Data records:
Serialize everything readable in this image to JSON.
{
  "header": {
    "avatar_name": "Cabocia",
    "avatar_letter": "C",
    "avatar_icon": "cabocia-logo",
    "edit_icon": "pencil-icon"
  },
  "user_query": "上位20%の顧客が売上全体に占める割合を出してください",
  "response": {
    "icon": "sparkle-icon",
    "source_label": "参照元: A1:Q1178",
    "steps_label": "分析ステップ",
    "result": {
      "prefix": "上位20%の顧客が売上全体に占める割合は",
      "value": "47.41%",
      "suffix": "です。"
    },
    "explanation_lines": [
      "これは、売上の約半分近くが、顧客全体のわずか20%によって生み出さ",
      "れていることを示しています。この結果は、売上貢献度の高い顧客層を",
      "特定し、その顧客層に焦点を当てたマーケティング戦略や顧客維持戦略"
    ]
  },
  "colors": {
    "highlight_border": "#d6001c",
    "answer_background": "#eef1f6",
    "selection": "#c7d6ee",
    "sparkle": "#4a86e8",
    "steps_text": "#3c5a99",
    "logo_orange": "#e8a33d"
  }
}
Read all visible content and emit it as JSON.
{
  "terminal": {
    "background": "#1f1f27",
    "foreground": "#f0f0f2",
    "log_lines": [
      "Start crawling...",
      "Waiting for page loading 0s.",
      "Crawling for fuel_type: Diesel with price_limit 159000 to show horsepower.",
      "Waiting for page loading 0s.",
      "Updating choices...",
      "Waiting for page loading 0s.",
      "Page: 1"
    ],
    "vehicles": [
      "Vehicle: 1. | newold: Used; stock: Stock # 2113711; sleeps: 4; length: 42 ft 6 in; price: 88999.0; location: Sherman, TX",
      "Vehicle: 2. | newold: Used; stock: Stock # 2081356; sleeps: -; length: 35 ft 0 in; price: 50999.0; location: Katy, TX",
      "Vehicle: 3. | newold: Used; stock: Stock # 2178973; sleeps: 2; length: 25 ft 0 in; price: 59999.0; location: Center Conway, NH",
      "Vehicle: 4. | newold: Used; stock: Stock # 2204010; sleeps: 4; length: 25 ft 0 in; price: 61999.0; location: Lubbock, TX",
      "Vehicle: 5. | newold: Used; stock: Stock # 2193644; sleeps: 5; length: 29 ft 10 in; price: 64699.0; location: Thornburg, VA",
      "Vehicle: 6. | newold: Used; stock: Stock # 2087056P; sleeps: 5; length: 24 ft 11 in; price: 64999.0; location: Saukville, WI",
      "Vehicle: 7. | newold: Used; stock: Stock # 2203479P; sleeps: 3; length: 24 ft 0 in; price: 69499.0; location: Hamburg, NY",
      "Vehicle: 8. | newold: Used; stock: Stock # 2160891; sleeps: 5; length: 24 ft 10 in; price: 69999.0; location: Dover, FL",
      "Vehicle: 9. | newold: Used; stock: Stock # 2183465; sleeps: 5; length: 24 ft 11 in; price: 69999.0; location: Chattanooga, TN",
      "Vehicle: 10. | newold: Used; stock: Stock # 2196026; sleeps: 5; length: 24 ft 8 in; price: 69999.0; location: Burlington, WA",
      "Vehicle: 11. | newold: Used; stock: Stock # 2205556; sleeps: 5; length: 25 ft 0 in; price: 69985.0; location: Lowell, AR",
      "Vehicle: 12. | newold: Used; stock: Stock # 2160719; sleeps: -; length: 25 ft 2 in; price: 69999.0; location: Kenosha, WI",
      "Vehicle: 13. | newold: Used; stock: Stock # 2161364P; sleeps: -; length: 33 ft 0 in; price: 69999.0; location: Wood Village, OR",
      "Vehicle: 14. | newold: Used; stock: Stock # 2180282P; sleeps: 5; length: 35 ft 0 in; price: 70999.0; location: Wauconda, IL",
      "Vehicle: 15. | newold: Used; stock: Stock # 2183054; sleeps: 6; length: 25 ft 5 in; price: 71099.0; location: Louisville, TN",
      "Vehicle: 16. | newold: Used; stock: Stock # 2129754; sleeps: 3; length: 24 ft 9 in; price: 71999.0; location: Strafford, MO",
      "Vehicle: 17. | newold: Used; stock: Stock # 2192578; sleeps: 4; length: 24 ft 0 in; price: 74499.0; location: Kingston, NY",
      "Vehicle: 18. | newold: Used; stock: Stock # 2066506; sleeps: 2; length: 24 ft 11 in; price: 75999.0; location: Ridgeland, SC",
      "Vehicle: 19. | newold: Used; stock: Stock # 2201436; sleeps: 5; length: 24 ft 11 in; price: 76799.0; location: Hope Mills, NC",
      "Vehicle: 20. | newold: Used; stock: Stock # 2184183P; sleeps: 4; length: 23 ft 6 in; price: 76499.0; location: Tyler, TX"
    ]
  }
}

**Task requirements:** Type the material above out again, exactly.

**Output of the exercise:**
Serialize everything readable in this image to JSON.
{
  "header": {
    "avatar_name": "Cabocia",
    "avatar_letter": "C",
    "avatar_icon": "cabocia-logo",
    "edit_icon": "pencil-icon"
  },
  "user_query": "上位20%の顧客が売上全体に占める割合を出してください",
  "response": {
    "icon": "sparkle-icon",
    "source_label": "参照元: A1:Q1178",
    "steps_label": "分析ステップ",
    "result": {
      "prefix": "上位20%の顧客が売上全体に占める割合は",
      "value": "47.41%",
      "suffix": "です。"
    },
    "explanation_lines": [
      "これは、売上の約半分近くが、顧客全体のわずか20%によって生み出さ",
      "れていることを示しています。この結果は、売上貢献度の高い顧客層を",
      "特定し、その顧客層に焦点を当てたマーケティング戦略や顧客維持戦略"
    ]
  },
  "colors": {
    "highlight_border": "#d6001c",
    "answer_background": "#eef1f6",
    "selection": "#c7d6ee",
    "sparkle": "#4a86e8",
    "steps_text": "#3c5a99",
    "logo_orange": "#e8a33d"
  }
}
Read all visible content and emit it as JSON.
{
  "terminal": {
    "background": "#1f1f27",
    "foreground": "#f0f0f2",
    "log_lines": [
      "Start crawling...",
      "Waiting for page loading 0s.",
      "Crawling for fuel_type: Diesel with price_limit 159000 to show horsepower.",
      "Waiting for page loading 0s.",
      "Updating choices...",
      "Waiting for page loading 0s.",
      "Page: 1"
    ],
    "vehicles": [
      "Vehicle: 1. | newold: Used; stock: Stock # 2113711; sleeps: 4; length: 42 ft 6 in; price: 88999.0; location: Sherman, TX",
      "Vehicle: 2. | newold: Used; stock: Stock # 2081356; sleeps: -; length: 35 ft 0 in; price: 50999.0; location: Katy, TX",
      "Vehicle: 3. | newold: Used; stock: Stock # 2178973; sleeps: 2; length: 25 ft 0 in; price: 59999.0; location: Center Conway, NH",
      "Vehicle: 4. | newold: Used; stock: Stock # 2204010; sleeps: 4; length: 25 ft 0 in; price: 61999.0; location: Lubbock, TX",
      "Vehicle: 5. | newold: Used; stock: Stock # 2193644; sleeps: 5; length: 29 ft 10 in; price: 64699.0; location: Thornburg, VA",
      "Vehicle: 6. | newold: Used; stock: Stock # 2087056P; sleeps: 5; length: 24 ft 11 in; price: 64999.0; location: Saukville, WI",
      "Vehicle: 7. | newold: Used; stock: Stock # 2203479P; sleeps: 3; length: 24 ft 0 in; price: 69499.0; location: Hamburg, NY",
      "Vehicle: 8. | newold: Used; stock: Stock # 2160891; sleeps: 5; length: 24 ft 10 in; price: 69999.0; location: Dover, FL",
      "Vehicle: 9. | newold: Used; stock: Stock # 2183465; sleeps: 5; length: 24 ft 11 in; price: 69999.0; location: Chattanooga, TN",
      "Vehicle: 10. | newold: Used; stock: Stock # 2196026; sleeps: 5; length: 24 ft 8 in; price: 69999.0; location: Burlington, WA",
      "Vehicle: 11. | newold: Used; stock: Stock # 2205556; sleeps: 5; length: 25 ft 0 in; price: 69985.0; location: Lowell, AR",
      "Vehicle: 12. | newold: Used; stock: Stock # 2160719; sleeps: -; length: 25 ft 2 in; price: 69999.0; location: Kenosha, WI",
      "Vehicle: 13. | newold: Used; stock: Stock # 2161364P; sleeps: -; length: 33 ft 0 in; price: 69999.0; location: Wood Village, OR",
      "Vehicle: 14. | newold: Used; stock: Stock # 2180282P; sleeps: 5; length: 35 ft 0 in; price: 70999.0; location: Wauconda, IL",
      "Vehicle: 15. | newold: Used; stock: Stock # 2183054; sleeps: 6; length: 25 ft 5 in; price: 71099.0; location: Louisville, TN",
      "Vehicle: 16. | newold: Used; stock: Stock # 2129754; sleeps: 3; length: 24 ft 9 in; price: 71999.0; location: Strafford, MO",
      "Vehicle: 17. | newold: Used; stock: Stock # 2192578; sleeps: 4; length: 24 ft 0 in; price: 74499.0; location: Kingston, NY",
      "Vehicle: 18. | newold: Used; stock: Stock # 2066506; sleeps: 2; length: 24 ft 11 in; price: 75999.0; location: Ridgeland, SC",
      "Vehicle: 19. | newold: Used; stock: Stock # 2201436; sleeps: 5; length: 24 ft 11 in; price: 76799.0; location: Hope Mills, NC",
      "Vehicle: 20. | newold: Used; stock: Stock # 2184183P; sleeps: 4; length: 23 ft 6 in; price: 76499.0; location: Tyler, TX"
    ]
  }
}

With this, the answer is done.